_Request_
Look through the data for the string "Bawan". Copy every line where it is found.

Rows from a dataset
----

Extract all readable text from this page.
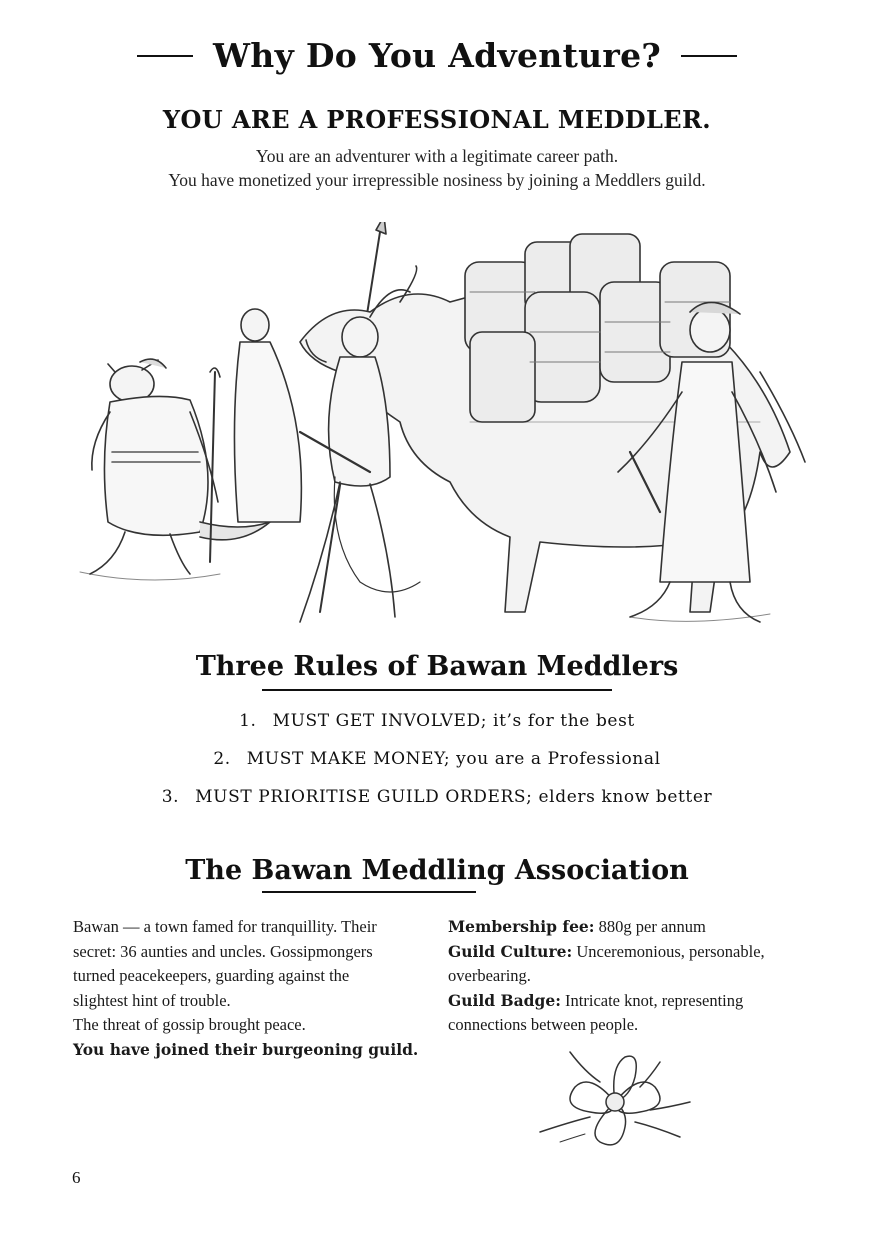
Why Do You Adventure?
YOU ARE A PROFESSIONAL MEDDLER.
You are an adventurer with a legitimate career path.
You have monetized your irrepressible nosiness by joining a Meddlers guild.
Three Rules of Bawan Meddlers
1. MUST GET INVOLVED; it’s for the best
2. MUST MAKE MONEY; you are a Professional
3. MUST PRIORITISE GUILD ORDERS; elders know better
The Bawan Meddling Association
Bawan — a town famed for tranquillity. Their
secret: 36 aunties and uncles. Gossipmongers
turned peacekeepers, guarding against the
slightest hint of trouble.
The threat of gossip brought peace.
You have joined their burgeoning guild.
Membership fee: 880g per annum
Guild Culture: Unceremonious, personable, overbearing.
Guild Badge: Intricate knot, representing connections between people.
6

----

_Response to this exercise_
Three Rules of Bawan Meddlers
The Bawan Meddling Association
Bawan — a town famed for tranquillity. Their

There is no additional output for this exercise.